Goal —
Scan the records and identify every line in which the string "background" occurs, then return those lines.

Given data —
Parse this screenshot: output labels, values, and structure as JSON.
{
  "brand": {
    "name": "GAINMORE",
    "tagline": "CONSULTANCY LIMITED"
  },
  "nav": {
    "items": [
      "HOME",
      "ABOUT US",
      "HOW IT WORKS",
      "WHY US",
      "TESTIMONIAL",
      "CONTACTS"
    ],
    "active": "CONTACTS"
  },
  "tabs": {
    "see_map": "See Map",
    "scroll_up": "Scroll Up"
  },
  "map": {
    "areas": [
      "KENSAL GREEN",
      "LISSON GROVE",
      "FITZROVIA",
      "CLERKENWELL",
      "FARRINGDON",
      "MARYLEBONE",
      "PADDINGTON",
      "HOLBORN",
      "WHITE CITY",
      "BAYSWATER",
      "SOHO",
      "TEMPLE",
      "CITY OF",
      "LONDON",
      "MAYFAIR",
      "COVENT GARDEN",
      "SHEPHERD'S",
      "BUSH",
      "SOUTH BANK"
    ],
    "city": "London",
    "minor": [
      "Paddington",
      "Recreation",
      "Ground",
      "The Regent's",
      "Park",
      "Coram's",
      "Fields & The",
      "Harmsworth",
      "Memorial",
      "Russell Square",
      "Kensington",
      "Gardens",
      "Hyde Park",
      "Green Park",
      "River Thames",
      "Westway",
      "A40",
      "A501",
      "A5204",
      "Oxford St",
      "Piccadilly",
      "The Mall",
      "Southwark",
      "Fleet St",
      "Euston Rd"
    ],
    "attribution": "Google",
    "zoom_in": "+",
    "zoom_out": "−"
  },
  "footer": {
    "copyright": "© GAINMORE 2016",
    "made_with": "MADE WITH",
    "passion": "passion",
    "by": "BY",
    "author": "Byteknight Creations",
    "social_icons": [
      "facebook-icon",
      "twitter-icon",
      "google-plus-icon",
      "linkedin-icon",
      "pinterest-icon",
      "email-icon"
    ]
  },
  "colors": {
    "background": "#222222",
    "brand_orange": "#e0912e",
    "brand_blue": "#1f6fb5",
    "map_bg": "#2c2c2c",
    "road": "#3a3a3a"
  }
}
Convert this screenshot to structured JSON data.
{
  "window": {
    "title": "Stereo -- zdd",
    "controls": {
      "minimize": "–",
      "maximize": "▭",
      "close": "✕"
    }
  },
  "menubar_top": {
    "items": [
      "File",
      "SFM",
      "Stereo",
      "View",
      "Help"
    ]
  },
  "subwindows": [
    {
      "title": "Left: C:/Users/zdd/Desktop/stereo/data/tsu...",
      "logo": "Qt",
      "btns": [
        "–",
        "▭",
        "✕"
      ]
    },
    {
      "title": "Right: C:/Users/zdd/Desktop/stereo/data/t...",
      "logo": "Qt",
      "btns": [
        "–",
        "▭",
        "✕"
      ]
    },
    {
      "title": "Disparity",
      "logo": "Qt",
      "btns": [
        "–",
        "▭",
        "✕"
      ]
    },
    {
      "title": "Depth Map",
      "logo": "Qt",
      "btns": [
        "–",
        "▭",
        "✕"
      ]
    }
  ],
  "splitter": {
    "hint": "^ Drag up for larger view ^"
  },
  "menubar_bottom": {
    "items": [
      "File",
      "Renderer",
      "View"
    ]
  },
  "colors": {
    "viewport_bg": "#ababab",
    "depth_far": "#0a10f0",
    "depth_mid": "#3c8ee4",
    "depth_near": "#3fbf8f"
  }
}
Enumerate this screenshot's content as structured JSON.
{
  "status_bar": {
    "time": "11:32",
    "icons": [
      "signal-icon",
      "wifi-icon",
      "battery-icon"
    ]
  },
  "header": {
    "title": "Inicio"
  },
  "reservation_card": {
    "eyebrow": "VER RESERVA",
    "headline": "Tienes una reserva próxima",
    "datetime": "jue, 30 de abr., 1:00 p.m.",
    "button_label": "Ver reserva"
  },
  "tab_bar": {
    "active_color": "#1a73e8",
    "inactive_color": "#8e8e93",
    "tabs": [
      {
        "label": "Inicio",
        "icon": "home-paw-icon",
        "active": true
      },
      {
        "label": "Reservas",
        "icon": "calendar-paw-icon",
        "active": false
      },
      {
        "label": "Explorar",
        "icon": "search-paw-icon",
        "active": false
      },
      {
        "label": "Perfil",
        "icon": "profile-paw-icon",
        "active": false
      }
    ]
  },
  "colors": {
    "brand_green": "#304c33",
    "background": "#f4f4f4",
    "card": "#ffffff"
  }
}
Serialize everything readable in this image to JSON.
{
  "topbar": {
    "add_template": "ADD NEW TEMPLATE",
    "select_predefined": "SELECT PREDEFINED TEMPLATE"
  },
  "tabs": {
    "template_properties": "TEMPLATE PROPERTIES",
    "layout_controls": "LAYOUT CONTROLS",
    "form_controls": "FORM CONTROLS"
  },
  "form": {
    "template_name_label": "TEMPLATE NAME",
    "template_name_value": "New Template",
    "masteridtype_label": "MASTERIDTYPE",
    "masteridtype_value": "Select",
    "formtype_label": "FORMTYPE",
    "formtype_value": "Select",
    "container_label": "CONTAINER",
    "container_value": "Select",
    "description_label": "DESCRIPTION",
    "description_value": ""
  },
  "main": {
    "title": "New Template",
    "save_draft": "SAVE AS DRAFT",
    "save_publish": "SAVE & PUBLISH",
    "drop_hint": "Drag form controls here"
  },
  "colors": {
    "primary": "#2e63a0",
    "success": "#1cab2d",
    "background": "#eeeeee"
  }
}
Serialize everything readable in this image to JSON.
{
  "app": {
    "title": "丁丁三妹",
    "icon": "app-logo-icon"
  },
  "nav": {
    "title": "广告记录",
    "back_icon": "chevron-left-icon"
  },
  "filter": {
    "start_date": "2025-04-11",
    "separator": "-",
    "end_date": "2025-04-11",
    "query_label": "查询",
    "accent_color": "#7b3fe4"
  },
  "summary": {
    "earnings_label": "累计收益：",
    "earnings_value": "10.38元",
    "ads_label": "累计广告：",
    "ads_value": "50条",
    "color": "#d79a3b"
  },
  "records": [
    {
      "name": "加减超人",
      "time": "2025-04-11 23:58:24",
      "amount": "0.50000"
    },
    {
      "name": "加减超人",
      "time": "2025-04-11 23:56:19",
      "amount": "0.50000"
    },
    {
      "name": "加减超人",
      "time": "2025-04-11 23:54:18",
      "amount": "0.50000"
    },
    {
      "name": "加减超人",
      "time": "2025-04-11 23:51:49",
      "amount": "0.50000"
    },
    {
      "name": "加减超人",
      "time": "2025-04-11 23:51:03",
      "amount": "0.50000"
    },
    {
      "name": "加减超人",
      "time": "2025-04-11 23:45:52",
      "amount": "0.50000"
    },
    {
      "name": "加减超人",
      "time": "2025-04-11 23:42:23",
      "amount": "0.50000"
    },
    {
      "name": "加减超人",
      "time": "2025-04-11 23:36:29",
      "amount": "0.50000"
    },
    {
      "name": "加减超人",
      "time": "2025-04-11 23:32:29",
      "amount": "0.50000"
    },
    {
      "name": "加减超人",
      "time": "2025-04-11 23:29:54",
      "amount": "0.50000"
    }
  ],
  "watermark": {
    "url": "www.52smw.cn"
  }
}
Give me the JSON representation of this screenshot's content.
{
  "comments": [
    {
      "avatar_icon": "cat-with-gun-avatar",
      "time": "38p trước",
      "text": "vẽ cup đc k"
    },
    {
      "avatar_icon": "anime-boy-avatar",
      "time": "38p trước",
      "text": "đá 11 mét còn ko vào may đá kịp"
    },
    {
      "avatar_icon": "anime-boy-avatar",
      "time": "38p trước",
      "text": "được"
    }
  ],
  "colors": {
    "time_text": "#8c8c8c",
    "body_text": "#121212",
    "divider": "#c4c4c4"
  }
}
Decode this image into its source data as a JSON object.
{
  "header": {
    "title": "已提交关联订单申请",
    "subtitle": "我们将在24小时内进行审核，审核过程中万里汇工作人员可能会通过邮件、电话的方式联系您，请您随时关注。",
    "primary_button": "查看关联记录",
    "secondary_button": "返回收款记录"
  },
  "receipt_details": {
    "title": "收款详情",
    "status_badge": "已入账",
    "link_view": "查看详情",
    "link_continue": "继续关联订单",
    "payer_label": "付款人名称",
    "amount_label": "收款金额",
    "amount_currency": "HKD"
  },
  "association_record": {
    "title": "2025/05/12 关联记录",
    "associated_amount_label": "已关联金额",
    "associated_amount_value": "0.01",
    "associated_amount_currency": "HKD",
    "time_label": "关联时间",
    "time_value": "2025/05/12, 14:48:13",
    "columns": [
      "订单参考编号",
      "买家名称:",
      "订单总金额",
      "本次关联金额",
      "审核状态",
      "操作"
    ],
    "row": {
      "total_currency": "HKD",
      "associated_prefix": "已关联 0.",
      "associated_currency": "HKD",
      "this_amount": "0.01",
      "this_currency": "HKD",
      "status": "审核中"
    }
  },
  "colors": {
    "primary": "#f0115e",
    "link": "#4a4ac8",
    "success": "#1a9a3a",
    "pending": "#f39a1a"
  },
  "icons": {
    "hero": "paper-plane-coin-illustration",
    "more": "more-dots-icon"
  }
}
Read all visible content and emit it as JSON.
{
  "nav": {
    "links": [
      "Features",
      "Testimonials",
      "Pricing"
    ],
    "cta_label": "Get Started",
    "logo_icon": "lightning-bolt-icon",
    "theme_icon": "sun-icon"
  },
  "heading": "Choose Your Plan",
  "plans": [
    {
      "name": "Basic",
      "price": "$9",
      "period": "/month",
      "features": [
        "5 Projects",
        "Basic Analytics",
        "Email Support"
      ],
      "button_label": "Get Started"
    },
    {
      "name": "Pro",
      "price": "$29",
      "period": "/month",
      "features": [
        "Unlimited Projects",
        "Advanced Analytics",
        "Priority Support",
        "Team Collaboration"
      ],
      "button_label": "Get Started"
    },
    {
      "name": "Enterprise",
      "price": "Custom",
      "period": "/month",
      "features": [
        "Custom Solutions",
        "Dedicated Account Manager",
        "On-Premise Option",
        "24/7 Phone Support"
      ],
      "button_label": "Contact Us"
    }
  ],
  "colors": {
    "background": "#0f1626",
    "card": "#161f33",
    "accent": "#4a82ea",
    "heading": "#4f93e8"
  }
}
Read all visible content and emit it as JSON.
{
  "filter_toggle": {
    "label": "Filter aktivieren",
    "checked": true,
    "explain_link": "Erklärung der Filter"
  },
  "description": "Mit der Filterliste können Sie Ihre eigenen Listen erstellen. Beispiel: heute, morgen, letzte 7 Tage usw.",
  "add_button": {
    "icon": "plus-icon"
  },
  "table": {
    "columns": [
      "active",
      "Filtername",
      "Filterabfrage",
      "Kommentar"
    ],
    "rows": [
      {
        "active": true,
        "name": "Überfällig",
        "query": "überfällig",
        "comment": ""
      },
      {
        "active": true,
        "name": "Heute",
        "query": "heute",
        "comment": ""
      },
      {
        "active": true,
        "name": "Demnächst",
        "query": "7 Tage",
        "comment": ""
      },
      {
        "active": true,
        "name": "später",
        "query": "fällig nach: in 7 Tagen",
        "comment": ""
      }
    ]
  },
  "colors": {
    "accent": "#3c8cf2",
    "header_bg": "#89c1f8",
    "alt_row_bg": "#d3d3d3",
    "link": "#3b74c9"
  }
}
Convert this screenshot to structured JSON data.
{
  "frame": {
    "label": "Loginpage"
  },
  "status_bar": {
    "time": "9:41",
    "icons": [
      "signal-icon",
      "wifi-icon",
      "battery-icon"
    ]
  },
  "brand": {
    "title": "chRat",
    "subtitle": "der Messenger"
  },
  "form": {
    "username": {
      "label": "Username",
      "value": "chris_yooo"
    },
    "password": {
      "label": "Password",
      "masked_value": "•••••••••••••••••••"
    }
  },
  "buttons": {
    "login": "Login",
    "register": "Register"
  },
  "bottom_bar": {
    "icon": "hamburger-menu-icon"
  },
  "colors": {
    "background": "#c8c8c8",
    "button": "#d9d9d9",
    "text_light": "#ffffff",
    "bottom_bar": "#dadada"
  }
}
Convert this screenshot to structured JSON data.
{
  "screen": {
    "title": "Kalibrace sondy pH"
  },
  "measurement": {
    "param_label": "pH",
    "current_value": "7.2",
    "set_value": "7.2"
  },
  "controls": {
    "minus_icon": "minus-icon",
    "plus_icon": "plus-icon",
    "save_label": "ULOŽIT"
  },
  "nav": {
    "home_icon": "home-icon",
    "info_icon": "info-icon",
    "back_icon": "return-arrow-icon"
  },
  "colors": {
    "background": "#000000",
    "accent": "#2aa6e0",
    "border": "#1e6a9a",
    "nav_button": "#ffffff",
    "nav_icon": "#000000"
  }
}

Correct result —
    "background": "#222222",
    "background": "#f4f4f4",
    "background": "#eeeeee"
    "background": "#0f1626",
    "background": "#c8c8c8",
    "background": "#000000",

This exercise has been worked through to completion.